WORK TO DO => Copy down all of the data underneath, exactly as shown.

Dataset records
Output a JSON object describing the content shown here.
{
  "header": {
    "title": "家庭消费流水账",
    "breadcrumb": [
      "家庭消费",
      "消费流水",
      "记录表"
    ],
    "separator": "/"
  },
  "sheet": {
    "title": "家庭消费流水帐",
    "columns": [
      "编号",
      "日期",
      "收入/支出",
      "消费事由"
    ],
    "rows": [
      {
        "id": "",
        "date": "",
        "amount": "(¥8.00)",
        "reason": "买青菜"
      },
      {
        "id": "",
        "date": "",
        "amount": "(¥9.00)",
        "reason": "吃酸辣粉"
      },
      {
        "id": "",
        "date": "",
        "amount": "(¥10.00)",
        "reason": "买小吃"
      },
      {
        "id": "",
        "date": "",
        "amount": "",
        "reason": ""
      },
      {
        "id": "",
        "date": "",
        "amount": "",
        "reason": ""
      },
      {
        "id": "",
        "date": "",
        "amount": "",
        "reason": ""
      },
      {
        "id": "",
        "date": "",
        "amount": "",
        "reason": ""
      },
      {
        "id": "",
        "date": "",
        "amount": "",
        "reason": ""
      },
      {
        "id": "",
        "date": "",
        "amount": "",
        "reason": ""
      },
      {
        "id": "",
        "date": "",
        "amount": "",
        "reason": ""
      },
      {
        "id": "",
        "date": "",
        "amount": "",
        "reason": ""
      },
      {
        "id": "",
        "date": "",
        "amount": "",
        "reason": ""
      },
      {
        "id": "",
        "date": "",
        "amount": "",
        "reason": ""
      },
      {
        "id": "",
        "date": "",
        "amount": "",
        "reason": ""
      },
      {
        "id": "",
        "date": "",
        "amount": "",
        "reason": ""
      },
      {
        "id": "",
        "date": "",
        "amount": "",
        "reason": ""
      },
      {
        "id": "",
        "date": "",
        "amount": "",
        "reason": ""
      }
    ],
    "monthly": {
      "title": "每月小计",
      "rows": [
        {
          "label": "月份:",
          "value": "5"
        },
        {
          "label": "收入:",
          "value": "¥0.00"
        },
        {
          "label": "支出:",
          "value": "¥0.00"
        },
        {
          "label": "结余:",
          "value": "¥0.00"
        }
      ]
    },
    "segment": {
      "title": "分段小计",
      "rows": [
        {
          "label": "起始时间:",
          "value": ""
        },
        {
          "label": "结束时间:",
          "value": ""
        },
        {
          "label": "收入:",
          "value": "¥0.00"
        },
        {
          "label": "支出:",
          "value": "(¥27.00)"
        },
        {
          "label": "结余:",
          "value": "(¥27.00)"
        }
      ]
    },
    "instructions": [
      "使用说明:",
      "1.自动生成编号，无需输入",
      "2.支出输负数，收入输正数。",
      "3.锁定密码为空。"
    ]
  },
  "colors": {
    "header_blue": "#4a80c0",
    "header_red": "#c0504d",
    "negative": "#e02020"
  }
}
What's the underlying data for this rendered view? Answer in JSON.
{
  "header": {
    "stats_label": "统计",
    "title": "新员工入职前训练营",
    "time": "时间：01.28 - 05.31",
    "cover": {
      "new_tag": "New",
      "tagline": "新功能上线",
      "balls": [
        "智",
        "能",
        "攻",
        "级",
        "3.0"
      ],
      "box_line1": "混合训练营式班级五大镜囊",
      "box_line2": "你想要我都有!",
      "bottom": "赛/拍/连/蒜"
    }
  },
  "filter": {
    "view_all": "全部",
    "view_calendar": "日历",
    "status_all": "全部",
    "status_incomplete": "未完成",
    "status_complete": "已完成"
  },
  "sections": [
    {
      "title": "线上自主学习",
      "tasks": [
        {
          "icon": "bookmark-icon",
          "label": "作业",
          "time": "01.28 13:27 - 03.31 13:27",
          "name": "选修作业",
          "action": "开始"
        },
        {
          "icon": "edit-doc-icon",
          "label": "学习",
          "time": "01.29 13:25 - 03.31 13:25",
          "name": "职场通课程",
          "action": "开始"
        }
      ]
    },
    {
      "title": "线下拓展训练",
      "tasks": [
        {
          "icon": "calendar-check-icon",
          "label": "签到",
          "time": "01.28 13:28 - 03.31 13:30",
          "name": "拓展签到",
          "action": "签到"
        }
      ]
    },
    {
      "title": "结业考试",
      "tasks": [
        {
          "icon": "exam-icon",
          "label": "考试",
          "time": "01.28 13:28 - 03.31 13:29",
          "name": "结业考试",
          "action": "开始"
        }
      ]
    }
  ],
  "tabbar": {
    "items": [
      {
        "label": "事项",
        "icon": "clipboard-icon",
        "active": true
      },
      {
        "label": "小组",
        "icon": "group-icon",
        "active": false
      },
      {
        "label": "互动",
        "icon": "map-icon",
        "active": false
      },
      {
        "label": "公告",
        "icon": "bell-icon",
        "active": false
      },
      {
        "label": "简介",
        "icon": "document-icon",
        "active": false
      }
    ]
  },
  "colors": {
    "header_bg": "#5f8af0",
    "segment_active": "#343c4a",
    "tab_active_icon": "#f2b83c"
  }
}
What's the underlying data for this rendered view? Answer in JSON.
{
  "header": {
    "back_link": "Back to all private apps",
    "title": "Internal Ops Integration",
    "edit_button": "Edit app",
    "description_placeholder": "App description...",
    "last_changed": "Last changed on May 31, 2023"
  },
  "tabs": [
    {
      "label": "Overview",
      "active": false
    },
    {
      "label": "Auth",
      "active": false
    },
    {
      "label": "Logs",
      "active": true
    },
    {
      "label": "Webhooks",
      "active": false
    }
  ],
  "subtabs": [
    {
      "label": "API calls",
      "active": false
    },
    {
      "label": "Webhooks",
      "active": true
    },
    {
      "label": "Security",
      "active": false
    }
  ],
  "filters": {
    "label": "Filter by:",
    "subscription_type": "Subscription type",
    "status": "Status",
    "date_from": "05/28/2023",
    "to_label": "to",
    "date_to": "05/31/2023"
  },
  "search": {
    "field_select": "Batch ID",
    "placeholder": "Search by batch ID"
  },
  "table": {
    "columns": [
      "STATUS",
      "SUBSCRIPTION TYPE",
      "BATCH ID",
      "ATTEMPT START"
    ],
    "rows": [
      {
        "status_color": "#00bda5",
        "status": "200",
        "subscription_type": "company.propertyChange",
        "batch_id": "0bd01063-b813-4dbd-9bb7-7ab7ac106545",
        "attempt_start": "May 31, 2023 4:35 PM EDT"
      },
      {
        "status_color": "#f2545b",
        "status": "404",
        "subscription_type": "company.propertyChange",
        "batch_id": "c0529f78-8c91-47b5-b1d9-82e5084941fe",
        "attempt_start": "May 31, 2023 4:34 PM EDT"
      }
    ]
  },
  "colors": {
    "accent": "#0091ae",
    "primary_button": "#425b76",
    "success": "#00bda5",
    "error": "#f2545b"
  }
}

CORRECT RESULT =>
Output a JSON object describing the content shown here.
{
  "header": {
    "title": "家庭消费流水账",
    "breadcrumb": [
      "家庭消费",
      "消费流水",
      "记录表"
    ],
    "separator": "/"
  },
  "sheet": {
    "title": "家庭消费流水帐",
    "columns": [
      "编号",
      "日期",
      "收入/支出",
      "消费事由"
    ],
    "rows": [
      {
        "id": "",
        "date": "",
        "amount": "(¥8.00)",
        "reason": "买青菜"
      },
      {
        "id": "",
        "date": "",
        "amount": "(¥9.00)",
        "reason": "吃酸辣粉"
      },
      {
        "id": "",
        "date": "",
        "amount": "(¥10.00)",
        "reason": "买小吃"
      },
      {
        "id": "",
        "date": "",
        "amount": "",
        "reason": ""
      },
      {
        "id": "",
        "date": "",
        "amount": "",
        "reason": ""
      },
      {
        "id": "",
        "date": "",
        "amount": "",
        "reason": ""
      },
      {
        "id": "",
        "date": "",
        "amount": "",
        "reason": ""
      },
      {
        "id": "",
        "date": "",
        "amount": "",
        "reason": ""
      },
      {
        "id": "",
        "date": "",
        "amount": "",
        "reason": ""
      },
      {
        "id": "",
        "date": "",
        "amount": "",
        "reason": ""
      },
      {
        "id": "",
        "date": "",
        "amount": "",
        "reason": ""
      },
      {
        "id": "",
        "date": "",
        "amount": "",
        "reason": ""
      },
      {
        "id": "",
        "date": "",
        "amount": "",
        "reason": ""
      },
      {
        "id": "",
        "date": "",
        "amount": "",
        "reason": ""
      },
      {
        "id": "",
        "date": "",
        "amount": "",
        "reason": ""
      },
      {
        "id": "",
        "date": "",
        "amount": "",
        "reason": ""
      },
      {
        "id": "",
        "date": "",
        "amount": "",
        "reason": ""
      }
    ],
    "monthly": {
      "title": "每月小计",
      "rows": [
        {
          "label": "月份:",
          "value": "5"
        },
        {
          "label": "收入:",
          "value": "¥0.00"
        },
        {
          "label": "支出:",
          "value": "¥0.00"
        },
        {
          "label": "结余:",
          "value": "¥0.00"
        }
      ]
    },
    "segment": {
      "title": "分段小计",
      "rows": [
        {
          "label": "起始时间:",
          "value": ""
        },
        {
          "label": "结束时间:",
          "value": ""
        },
        {
          "label": "收入:",
          "value": "¥0.00"
        },
        {
          "label": "支出:",
          "value": "(¥27.00)"
        },
        {
          "label": "结余:",
          "value": "(¥27.00)"
        }
      ]
    },
    "instructions": [
      "使用说明:",
      "1.自动生成编号，无需输入",
      "2.支出输负数，收入输正数。",
      "3.锁定密码为空。"
    ]
  },
  "colors": {
    "header_blue": "#4a80c0",
    "header_red": "#c0504d",
    "negative": "#e02020"
  }
}
What's the underlying data for this rendered view? Answer in JSON.
{
  "header": {
    "stats_label": "统计",
    "title": "新员工入职前训练营",
    "time": "时间：01.28 - 05.31",
    "cover": {
      "new_tag": "New",
      "tagline": "新功能上线",
      "balls": [
        "智",
        "能",
        "攻",
        "级",
        "3.0"
      ],
      "box_line1": "混合训练营式班级五大镜囊",
      "box_line2": "你想要我都有!",
      "bottom": "赛/拍/连/蒜"
    }
  },
  "filter": {
    "view_all": "全部",
    "view_calendar": "日历",
    "status_all": "全部",
    "status_incomplete": "未完成",
    "status_complete": "已完成"
  },
  "sections": [
    {
      "title": "线上自主学习",
      "tasks": [
        {
          "icon": "bookmark-icon",
          "label": "作业",
          "time": "01.28 13:27 - 03.31 13:27",
          "name": "选修作业",
          "action": "开始"
        },
        {
          "icon": "edit-doc-icon",
          "label": "学习",
          "time": "01.29 13:25 - 03.31 13:25",
          "name": "职场通课程",
          "action": "开始"
        }
      ]
    },
    {
      "title": "线下拓展训练",
      "tasks": [
        {
          "icon": "calendar-check-icon",
          "label": "签到",
          "time": "01.28 13:28 - 03.31 13:30",
          "name": "拓展签到",
          "action": "签到"
        }
      ]
    },
    {
      "title": "结业考试",
      "tasks": [
        {
          "icon": "exam-icon",
          "label": "考试",
          "time": "01.28 13:28 - 03.31 13:29",
          "name": "结业考试",
          "action": "开始"
        }
      ]
    }
  ],
  "tabbar": {
    "items": [
      {
        "label": "事项",
        "icon": "clipboard-icon",
        "active": true
      },
      {
        "label": "小组",
        "icon": "group-icon",
        "active": false
      },
      {
        "label": "互动",
        "icon": "map-icon",
        "active": false
      },
      {
        "label": "公告",
        "icon": "bell-icon",
        "active": false
      },
      {
        "label": "简介",
        "icon": "document-icon",
        "active": false
      }
    ]
  },
  "colors": {
    "header_bg": "#5f8af0",
    "segment_active": "#343c4a",
    "tab_active_icon": "#f2b83c"
  }
}
What's the underlying data for this rendered view? Answer in JSON.
{
  "header": {
    "back_link": "Back to all private apps",
    "title": "Internal Ops Integration",
    "edit_button": "Edit app",
    "description_placeholder": "App description...",
    "last_changed": "Last changed on May 31, 2023"
  },
  "tabs": [
    {
      "label": "Overview",
      "active": false
    },
    {
      "label": "Auth",
      "active": false
    },
    {
      "label": "Logs",
      "active": true
    },
    {
      "label": "Webhooks",
      "active": false
    }
  ],
  "subtabs": [
    {
      "label": "API calls",
      "active": false
    },
    {
      "label": "Webhooks",
      "active": true
    },
    {
      "label": "Security",
      "active": false
    }
  ],
  "filters": {
    "label": "Filter by:",
    "subscription_type": "Subscription type",
    "status": "Status",
    "date_from": "05/28/2023",
    "to_label": "to",
    "date_to": "05/31/2023"
  },
  "search": {
    "field_select": "Batch ID",
    "placeholder": "Search by batch ID"
  },
  "table": {
    "columns": [
      "STATUS",
      "SUBSCRIPTION TYPE",
      "BATCH ID",
      "ATTEMPT START"
    ],
    "rows": [
      {
        "status_color": "#00bda5",
        "status": "200",
        "subscription_type": "company.propertyChange",
        "batch_id": "0bd01063-b813-4dbd-9bb7-7ab7ac106545",
        "attempt_start": "May 31, 2023 4:35 PM EDT"
      },
      {
        "status_color": "#f2545b",
        "status": "404",
        "subscription_type": "company.propertyChange",
        "batch_id": "c0529f78-8c91-47b5-b1d9-82e5084941fe",
        "attempt_start": "May 31, 2023 4:34 PM EDT"
      }
    ]
  },
  "colors": {
    "accent": "#0091ae",
    "primary_button": "#425b76",
    "success": "#00bda5",
    "error": "#f2545b"
  }
}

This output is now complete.